WHAT TO DO: Write out the full set of records exactly. Any pictures in them do not belong in the copy.

--- START DATASET ENTRIES ---

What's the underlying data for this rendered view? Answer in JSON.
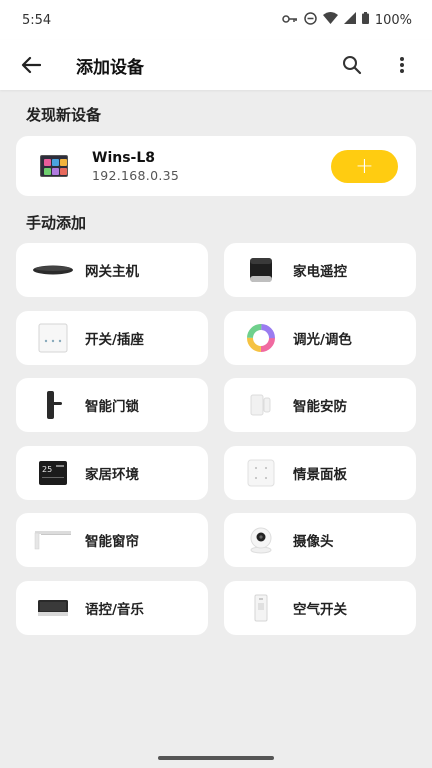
{
  "status": {
    "time": "5:54",
    "battery": "100%"
  },
  "header": {
    "title": "添加设备"
  },
  "discovered": {
    "section_title": "发现新设备",
    "device": {
      "name": "Wins-L8",
      "ip": "192.168.0.35"
    },
    "add_label": "+"
  },
  "manual": {
    "section_title": "手动添加",
    "items": [
      {
        "label": "网关主机",
        "icon": "gateway-icon"
      },
      {
        "label": "家电遥控",
        "icon": "ir-remote-icon"
      },
      {
        "label": "开关/插座",
        "icon": "switch-panel-icon"
      },
      {
        "label": "调光/调色",
        "icon": "color-ring-icon"
      },
      {
        "label": "智能门锁",
        "icon": "door-lock-icon"
      },
      {
        "label": "智能安防",
        "icon": "security-sensor-icon"
      },
      {
        "label": "家居环境",
        "icon": "thermostat-icon"
      },
      {
        "label": "情景面板",
        "icon": "scene-panel-icon"
      },
      {
        "label": "智能窗帘",
        "icon": "curtain-icon"
      },
      {
        "label": "摄像头",
        "icon": "camera-icon"
      },
      {
        "label": "语控/音乐",
        "icon": "voice-music-panel-icon"
      },
      {
        "label": "空气开关",
        "icon": "circuit-breaker-icon"
      }
    ]
  },
  "colors": {
    "accent": "#ffcc11",
    "background": "#ededed",
    "card": "#ffffff"
  }
}
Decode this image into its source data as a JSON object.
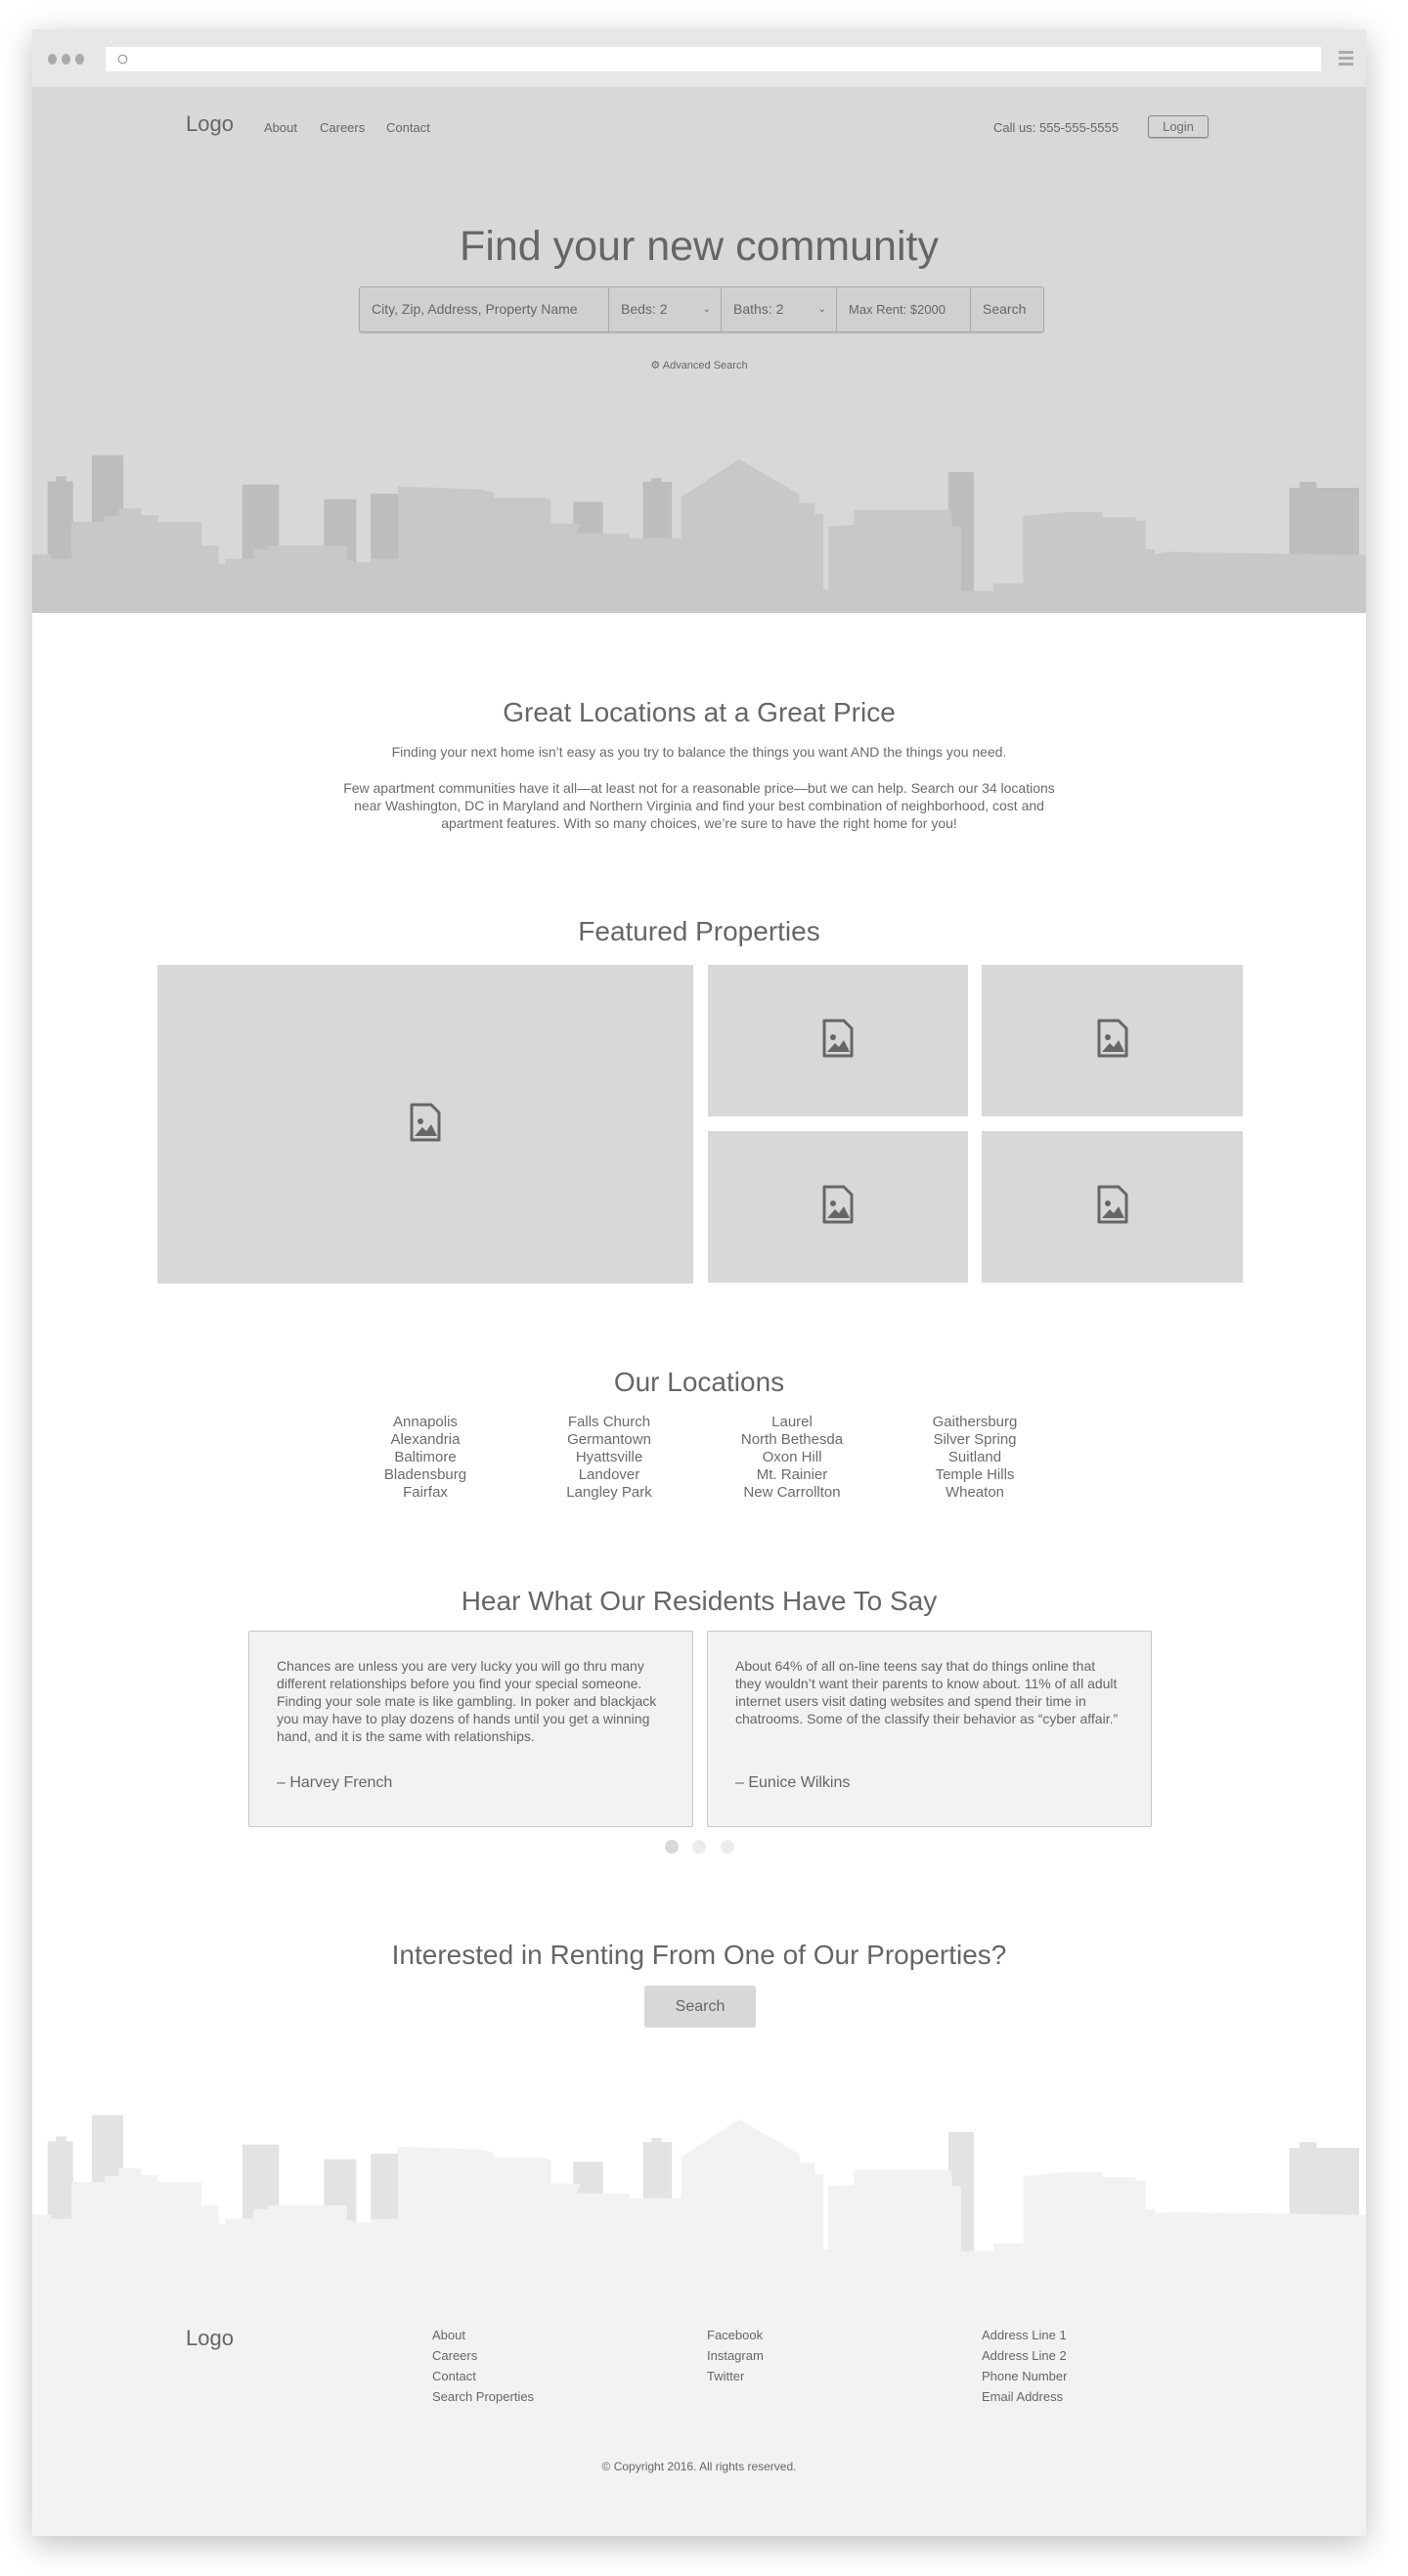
{
  "colors": {
    "hero_bg": "#d8d8d8",
    "footer_bg": "#f2f2f2",
    "text": "#666666",
    "skyline_dark": "#bdbdbd",
    "skyline_light": "#c8c8c8"
  },
  "header": {
    "logo": "Logo",
    "nav": [
      "About",
      "Careers",
      "Contact"
    ],
    "phone": "Call us: 555-555-5555",
    "login": "Login"
  },
  "hero": {
    "title": "Find your new community",
    "search": {
      "placeholder": "City, Zip, Address, Property Name",
      "beds": "Beds:  2",
      "baths": "Baths:  2",
      "max_rent": "Max Rent: $2000",
      "button": "Search"
    },
    "advanced": "Advanced Search"
  },
  "intro": {
    "title": "Great Locations at a Great Price",
    "p1": "Finding your next home isn’t easy as you try to balance the things you want AND the things you need.",
    "p2": "Few apartment communities have it all—at least not for a reasonable price—but we can help. Search our 34 locations near Washington, DC in Maryland and Northern Virginia and find your best combination of neighborhood, cost and apartment features. With so many choices, we’re sure to have the right home for you!"
  },
  "featured": {
    "title": "Featured Properties",
    "icon": "image-file-icon"
  },
  "locations": {
    "title": "Our Locations",
    "columns": [
      [
        "Annapolis",
        "Alexandria",
        "Baltimore",
        "Bladensburg",
        "Fairfax"
      ],
      [
        "Falls Church",
        "Germantown",
        "Hyattsville",
        "Landover",
        "Langley Park"
      ],
      [
        "Laurel",
        "North Bethesda",
        "Oxon Hill",
        "Mt. Rainier",
        "New Carrollton"
      ],
      [
        "Gaithersburg",
        "Silver Spring",
        "Suitland",
        "Temple Hills",
        "Wheaton"
      ]
    ]
  },
  "testimonials": {
    "title": "Hear What Our Residents Have To Say",
    "items": [
      {
        "text": "Chances are unless you are very lucky you will go thru many different relationships before you find your special someone. Finding your sole mate is like gambling. In poker and blackjack you may have to play dozens of hands until you get a winning hand, and it is the same with relationships.",
        "author": "– Harvey French"
      },
      {
        "text": "About 64% of all on-line teens say that do things online that they wouldn’t want their parents to know about. 11% of all adult internet users visit dating websites and spend their time in chatrooms. Some of the classify their behavior as “cyber affair.”",
        "author": "– Eunice Wilkins"
      }
    ],
    "active_slide": 1,
    "slide_count": 3
  },
  "cta": {
    "title": "Interested in Renting From One of Our Properties?",
    "button": "Search"
  },
  "footer": {
    "logo": "Logo",
    "col1": [
      "About",
      "Careers",
      "Contact",
      "Search Properties"
    ],
    "col2": [
      "Facebook",
      "Instagram",
      "Twitter"
    ],
    "col3": [
      "Address Line 1",
      "Address Line 2",
      "Phone Number",
      "Email Address"
    ],
    "copyright": "© Copyright 2016. All rights reserved."
  }
}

--- END DATASET ENTRIES ---

ANSWER TO THIS EXERCISE:
What's the underlying data for this rendered view? Answer in JSON.
{
  "status": {
    "time": "5:54",
    "battery": "100%"
  },
  "header": {
    "title": "添加设备"
  },
  "discovered": {
    "section_title": "发现新设备",
    "device": {
      "name": "Wins-L8",
      "ip": "192.168.0.35"
    },
    "add_label": "+"
  },
  "manual": {
    "section_title": "手动添加",
    "items": [
      {
        "label": "网关主机",
        "icon": "gateway-icon"
      },
      {
        "label": "家电遥控",
        "icon": "ir-remote-icon"
      },
      {
        "label": "开关/插座",
        "icon": "switch-panel-icon"
      },
      {
        "label": "调光/调色",
        "icon": "color-ring-icon"
      },
      {
        "label": "智能门锁",
        "icon": "door-lock-icon"
      },
      {
        "label": "智能安防",
        "icon": "security-sensor-icon"
      },
      {
        "label": "家居环境",
        "icon": "thermostat-icon"
      },
      {
        "label": "情景面板",
        "icon": "scene-panel-icon"
      },
      {
        "label": "智能窗帘",
        "icon": "curtain-icon"
      },
      {
        "label": "摄像头",
        "icon": "camera-icon"
      },
      {
        "label": "语控/音乐",
        "icon": "voice-music-panel-icon"
      },
      {
        "label": "空气开关",
        "icon": "circuit-breaker-icon"
      }
    ]
  },
  "colors": {
    "accent": "#ffcc11",
    "background": "#ededed",
    "card": "#ffffff"
  }
}
Decode this image into its source data as a JSON object.
{
  "colors": {
    "hero_bg": "#d8d8d8",
    "footer_bg": "#f2f2f2",
    "text": "#666666",
    "skyline_dark": "#bdbdbd",
    "skyline_light": "#c8c8c8"
  },
  "header": {
    "logo": "Logo",
    "nav": [
      "About",
      "Careers",
      "Contact"
    ],
    "phone": "Call us: 555-555-5555",
    "login": "Login"
  },
  "hero": {
    "title": "Find your new community",
    "search": {
      "placeholder": "City, Zip, Address, Property Name",
      "beds": "Beds:  2",
      "baths": "Baths:  2",
      "max_rent": "Max Rent: $2000",
      "button": "Search"
    },
    "advanced": "Advanced Search"
  },
  "intro": {
    "title": "Great Locations at a Great Price",
    "p1": "Finding your next home isn’t easy as you try to balance the things you want AND the things you need.",
    "p2": "Few apartment communities have it all—at least not for a reasonable price—but we can help. Search our 34 locations near Washington, DC in Maryland and Northern Virginia and find your best combination of neighborhood, cost and apartment features. With so many choices, we’re sure to have the right home for you!"
  },
  "featured": {
    "title": "Featured Properties",
    "icon": "image-file-icon"
  },
  "locations": {
    "title": "Our Locations",
    "columns": [
      [
        "Annapolis",
        "Alexandria",
        "Baltimore",
        "Bladensburg",
        "Fairfax"
      ],
      [
        "Falls Church",
        "Germantown",
        "Hyattsville",
        "Landover",
        "Langley Park"
      ],
      [
        "Laurel",
        "North Bethesda",
        "Oxon Hill",
        "Mt. Rainier",
        "New Carrollton"
      ],
      [
        "Gaithersburg",
        "Silver Spring",
        "Suitland",
        "Temple Hills",
        "Wheaton"
      ]
    ]
  },
  "testimonials": {
    "title": "Hear What Our Residents Have To Say",
    "items": [
      {
        "text": "Chances are unless you are very lucky you will go thru many different relationships before you find your special someone. Finding your sole mate is like gambling. In poker and blackjack you may have to play dozens of hands until you get a winning hand, and it is the same with relationships.",
        "author": "– Harvey French"
      },
      {
        "text": "About 64% of all on-line teens say that do things online that they wouldn’t want their parents to know about. 11% of all adult internet users visit dating websites and spend their time in chatrooms. Some of the classify their behavior as “cyber affair.”",
        "author": "– Eunice Wilkins"
      }
    ],
    "active_slide": 1,
    "slide_count": 3
  },
  "cta": {
    "title": "Interested in Renting From One of Our Properties?",
    "button": "Search"
  },
  "footer": {
    "logo": "Logo",
    "col1": [
      "About",
      "Careers",
      "Contact",
      "Search Properties"
    ],
    "col2": [
      "Facebook",
      "Instagram",
      "Twitter"
    ],
    "col3": [
      "Address Line 1",
      "Address Line 2",
      "Phone Number",
      "Email Address"
    ],
    "copyright": "© Copyright 2016. All rights reserved."
  }
}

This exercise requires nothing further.